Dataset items
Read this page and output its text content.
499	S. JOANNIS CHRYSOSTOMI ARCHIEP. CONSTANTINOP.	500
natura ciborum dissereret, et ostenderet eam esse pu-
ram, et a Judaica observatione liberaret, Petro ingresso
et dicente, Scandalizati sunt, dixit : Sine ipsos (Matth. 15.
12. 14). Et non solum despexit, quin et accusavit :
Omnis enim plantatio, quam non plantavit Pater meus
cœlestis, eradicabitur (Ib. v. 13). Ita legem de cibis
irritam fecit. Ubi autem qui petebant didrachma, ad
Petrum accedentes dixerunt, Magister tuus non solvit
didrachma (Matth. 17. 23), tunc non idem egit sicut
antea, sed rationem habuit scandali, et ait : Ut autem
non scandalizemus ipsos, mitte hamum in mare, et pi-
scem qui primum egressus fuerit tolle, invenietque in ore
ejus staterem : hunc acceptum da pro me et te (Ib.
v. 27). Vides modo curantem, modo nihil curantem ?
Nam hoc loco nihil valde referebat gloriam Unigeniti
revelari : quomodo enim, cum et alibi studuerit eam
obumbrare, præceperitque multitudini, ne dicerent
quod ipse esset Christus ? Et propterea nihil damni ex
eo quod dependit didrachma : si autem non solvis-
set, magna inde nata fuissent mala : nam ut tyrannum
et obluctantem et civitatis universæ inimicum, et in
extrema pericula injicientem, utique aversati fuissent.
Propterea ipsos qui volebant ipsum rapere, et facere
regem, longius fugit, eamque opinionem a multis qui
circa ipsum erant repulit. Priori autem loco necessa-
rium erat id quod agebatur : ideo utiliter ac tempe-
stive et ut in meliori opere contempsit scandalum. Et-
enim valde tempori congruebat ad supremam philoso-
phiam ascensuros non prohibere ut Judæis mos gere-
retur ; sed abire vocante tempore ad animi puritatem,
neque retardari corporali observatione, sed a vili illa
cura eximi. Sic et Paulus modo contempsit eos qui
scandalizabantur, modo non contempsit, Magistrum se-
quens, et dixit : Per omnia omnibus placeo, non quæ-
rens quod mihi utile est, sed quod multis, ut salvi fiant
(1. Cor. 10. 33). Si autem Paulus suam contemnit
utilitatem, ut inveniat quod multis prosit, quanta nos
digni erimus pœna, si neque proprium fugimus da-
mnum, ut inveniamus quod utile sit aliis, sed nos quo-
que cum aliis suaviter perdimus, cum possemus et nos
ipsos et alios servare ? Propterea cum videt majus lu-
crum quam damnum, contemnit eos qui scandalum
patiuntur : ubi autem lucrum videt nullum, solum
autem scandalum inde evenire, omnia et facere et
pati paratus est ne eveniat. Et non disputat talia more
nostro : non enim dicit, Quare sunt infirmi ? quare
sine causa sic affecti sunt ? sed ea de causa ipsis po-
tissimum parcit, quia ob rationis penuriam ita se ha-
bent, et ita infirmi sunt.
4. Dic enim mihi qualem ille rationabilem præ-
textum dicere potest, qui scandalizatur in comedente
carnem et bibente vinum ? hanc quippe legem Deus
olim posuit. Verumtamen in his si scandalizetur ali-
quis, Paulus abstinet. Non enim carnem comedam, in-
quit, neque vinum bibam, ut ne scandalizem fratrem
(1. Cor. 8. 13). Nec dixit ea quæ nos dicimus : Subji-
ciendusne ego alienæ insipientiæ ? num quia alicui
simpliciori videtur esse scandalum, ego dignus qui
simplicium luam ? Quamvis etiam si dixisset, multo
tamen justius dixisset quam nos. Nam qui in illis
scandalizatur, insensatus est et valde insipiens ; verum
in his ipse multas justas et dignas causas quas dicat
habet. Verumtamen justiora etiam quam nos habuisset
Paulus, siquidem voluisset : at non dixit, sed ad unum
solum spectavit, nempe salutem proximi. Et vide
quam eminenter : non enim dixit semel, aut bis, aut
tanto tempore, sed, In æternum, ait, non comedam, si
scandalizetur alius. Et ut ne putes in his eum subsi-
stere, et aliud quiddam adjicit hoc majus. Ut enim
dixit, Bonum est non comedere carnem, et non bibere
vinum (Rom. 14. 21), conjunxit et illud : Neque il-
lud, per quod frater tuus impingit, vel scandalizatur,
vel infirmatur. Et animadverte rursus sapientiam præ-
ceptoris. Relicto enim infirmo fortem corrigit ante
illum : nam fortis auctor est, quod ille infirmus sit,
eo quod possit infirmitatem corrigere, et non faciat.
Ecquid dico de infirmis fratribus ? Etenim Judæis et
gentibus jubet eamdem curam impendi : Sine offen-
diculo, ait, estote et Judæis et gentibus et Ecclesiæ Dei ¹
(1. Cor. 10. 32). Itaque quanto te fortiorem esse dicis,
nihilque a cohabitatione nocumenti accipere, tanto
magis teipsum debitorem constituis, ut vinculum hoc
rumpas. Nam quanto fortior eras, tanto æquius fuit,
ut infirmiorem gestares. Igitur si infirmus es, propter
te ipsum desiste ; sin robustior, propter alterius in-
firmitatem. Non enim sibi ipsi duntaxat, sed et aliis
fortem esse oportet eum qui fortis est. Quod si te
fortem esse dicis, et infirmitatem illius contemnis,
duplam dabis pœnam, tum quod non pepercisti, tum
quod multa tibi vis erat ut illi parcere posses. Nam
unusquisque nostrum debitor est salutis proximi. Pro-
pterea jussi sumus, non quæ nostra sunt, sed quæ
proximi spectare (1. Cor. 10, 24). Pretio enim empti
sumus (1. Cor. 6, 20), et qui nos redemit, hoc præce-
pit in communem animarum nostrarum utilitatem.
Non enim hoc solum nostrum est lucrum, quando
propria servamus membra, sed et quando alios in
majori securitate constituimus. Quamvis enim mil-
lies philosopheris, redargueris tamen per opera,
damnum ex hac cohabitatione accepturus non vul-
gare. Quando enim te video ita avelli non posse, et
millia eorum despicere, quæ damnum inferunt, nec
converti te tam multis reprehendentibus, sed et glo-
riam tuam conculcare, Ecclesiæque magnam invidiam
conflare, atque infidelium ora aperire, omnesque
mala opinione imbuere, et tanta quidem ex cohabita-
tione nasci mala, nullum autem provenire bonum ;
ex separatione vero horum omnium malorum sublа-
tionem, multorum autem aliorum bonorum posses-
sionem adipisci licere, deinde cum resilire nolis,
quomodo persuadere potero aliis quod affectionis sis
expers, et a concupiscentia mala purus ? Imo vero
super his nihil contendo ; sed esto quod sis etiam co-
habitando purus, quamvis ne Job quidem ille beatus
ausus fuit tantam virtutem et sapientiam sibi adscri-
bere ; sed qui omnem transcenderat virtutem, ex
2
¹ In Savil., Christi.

Set exercise: Respond with the number of lines containing "contemnit" and no additional words.

Answer below: 2